» DATA SECTION
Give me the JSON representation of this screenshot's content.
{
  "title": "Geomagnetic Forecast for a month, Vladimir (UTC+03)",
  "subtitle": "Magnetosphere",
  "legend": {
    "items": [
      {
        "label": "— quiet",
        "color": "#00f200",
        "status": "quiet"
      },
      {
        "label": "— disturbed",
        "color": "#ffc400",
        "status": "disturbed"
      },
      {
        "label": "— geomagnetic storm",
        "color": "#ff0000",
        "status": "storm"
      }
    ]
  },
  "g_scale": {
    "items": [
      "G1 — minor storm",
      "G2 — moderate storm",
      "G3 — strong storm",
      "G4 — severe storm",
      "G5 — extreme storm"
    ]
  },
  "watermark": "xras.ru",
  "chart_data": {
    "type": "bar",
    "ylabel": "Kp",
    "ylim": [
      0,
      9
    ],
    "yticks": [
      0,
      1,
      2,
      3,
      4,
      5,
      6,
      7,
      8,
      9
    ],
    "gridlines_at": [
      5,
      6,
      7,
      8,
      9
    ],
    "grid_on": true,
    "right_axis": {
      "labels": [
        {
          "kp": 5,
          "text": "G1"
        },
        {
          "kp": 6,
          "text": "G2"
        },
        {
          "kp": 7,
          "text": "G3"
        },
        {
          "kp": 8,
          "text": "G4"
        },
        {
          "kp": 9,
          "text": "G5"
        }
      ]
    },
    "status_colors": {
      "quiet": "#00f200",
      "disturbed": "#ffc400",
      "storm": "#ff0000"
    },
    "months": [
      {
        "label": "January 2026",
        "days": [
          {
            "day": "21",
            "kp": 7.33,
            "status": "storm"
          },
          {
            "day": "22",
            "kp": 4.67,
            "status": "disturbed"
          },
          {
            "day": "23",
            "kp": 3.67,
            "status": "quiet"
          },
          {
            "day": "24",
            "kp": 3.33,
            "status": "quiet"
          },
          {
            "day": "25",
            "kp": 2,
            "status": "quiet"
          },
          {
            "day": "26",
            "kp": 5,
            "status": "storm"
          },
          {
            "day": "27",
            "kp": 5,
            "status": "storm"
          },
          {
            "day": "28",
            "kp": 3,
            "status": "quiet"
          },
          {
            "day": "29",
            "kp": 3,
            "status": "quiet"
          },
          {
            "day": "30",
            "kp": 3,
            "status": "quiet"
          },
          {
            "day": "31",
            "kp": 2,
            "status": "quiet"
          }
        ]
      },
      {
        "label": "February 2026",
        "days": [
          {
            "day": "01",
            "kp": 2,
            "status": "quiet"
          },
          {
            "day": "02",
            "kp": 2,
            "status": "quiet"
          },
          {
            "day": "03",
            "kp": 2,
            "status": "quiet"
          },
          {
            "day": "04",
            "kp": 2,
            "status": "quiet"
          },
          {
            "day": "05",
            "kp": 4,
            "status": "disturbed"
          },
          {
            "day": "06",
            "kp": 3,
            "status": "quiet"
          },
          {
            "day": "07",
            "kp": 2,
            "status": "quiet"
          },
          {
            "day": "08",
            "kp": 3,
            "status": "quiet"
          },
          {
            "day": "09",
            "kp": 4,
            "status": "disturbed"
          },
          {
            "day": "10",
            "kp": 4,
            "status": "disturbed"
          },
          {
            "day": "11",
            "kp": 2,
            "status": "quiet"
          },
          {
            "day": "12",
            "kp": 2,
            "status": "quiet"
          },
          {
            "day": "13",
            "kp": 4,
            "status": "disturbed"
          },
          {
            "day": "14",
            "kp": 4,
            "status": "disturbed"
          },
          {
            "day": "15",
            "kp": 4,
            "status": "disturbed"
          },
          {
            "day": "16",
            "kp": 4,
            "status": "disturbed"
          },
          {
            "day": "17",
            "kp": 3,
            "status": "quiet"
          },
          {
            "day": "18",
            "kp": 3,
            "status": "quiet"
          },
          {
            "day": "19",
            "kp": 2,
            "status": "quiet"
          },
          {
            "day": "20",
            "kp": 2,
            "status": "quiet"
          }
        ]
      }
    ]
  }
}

» WHAT TO PRODUCE
Reproduce each entry exactly, leaving out nothing.

» SOLUTION FOR THIS PROBLEM
Give me the JSON representation of this screenshot's content.
{
  "title": "Geomagnetic Forecast for a month, Vladimir (UTC+03)",
  "subtitle": "Magnetosphere",
  "legend": {
    "items": [
      {
        "label": "— quiet",
        "color": "#00f200",
        "status": "quiet"
      },
      {
        "label": "— disturbed",
        "color": "#ffc400",
        "status": "disturbed"
      },
      {
        "label": "— geomagnetic storm",
        "color": "#ff0000",
        "status": "storm"
      }
    ]
  },
  "g_scale": {
    "items": [
      "G1 — minor storm",
      "G2 — moderate storm",
      "G3 — strong storm",
      "G4 — severe storm",
      "G5 — extreme storm"
    ]
  },
  "watermark": "xras.ru",
  "chart_data": {
    "type": "bar",
    "ylabel": "Kp",
    "ylim": [
      0,
      9
    ],
    "yticks": [
      0,
      1,
      2,
      3,
      4,
      5,
      6,
      7,
      8,
      9
    ],
    "gridlines_at": [
      5,
      6,
      7,
      8,
      9
    ],
    "grid_on": true,
    "right_axis": {
      "labels": [
        {
          "kp": 5,
          "text": "G1"
        },
        {
          "kp": 6,
          "text": "G2"
        },
        {
          "kp": 7,
          "text": "G3"
        },
        {
          "kp": 8,
          "text": "G4"
        },
        {
          "kp": 9,
          "text": "G5"
        }
      ]
    },
    "status_colors": {
      "quiet": "#00f200",
      "disturbed": "#ffc400",
      "storm": "#ff0000"
    },
    "months": [
      {
        "label": "January 2026",
        "days": [
          {
            "day": "21",
            "kp": 7.33,
            "status": "storm"
          },
          {
            "day": "22",
            "kp": 4.67,
            "status": "disturbed"
          },
          {
            "day": "23",
            "kp": 3.67,
            "status": "quiet"
          },
          {
            "day": "24",
            "kp": 3.33,
            "status": "quiet"
          },
          {
            "day": "25",
            "kp": 2,
            "status": "quiet"
          },
          {
            "day": "26",
            "kp": 5,
            "status": "storm"
          },
          {
            "day": "27",
            "kp": 5,
            "status": "storm"
          },
          {
            "day": "28",
            "kp": 3,
            "status": "quiet"
          },
          {
            "day": "29",
            "kp": 3,
            "status": "quiet"
          },
          {
            "day": "30",
            "kp": 3,
            "status": "quiet"
          },
          {
            "day": "31",
            "kp": 2,
            "status": "quiet"
          }
        ]
      },
      {
        "label": "February 2026",
        "days": [
          {
            "day": "01",
            "kp": 2,
            "status": "quiet"
          },
          {
            "day": "02",
            "kp": 2,
            "status": "quiet"
          },
          {
            "day": "03",
            "kp": 2,
            "status": "quiet"
          },
          {
            "day": "04",
            "kp": 2,
            "status": "quiet"
          },
          {
            "day": "05",
            "kp": 4,
            "status": "disturbed"
          },
          {
            "day": "06",
            "kp": 3,
            "status": "quiet"
          },
          {
            "day": "07",
            "kp": 2,
            "status": "quiet"
          },
          {
            "day": "08",
            "kp": 3,
            "status": "quiet"
          },
          {
            "day": "09",
            "kp": 4,
            "status": "disturbed"
          },
          {
            "day": "10",
            "kp": 4,
            "status": "disturbed"
          },
          {
            "day": "11",
            "kp": 2,
            "status": "quiet"
          },
          {
            "day": "12",
            "kp": 2,
            "status": "quiet"
          },
          {
            "day": "13",
            "kp": 4,
            "status": "disturbed"
          },
          {
            "day": "14",
            "kp": 4,
            "status": "disturbed"
          },
          {
            "day": "15",
            "kp": 4,
            "status": "disturbed"
          },
          {
            "day": "16",
            "kp": 4,
            "status": "disturbed"
          },
          {
            "day": "17",
            "kp": 3,
            "status": "quiet"
          },
          {
            "day": "18",
            "kp": 3,
            "status": "quiet"
          },
          {
            "day": "19",
            "kp": 2,
            "status": "quiet"
          },
          {
            "day": "20",
            "kp": 2,
            "status": "quiet"
          }
        ]
      }
    ]
  }
}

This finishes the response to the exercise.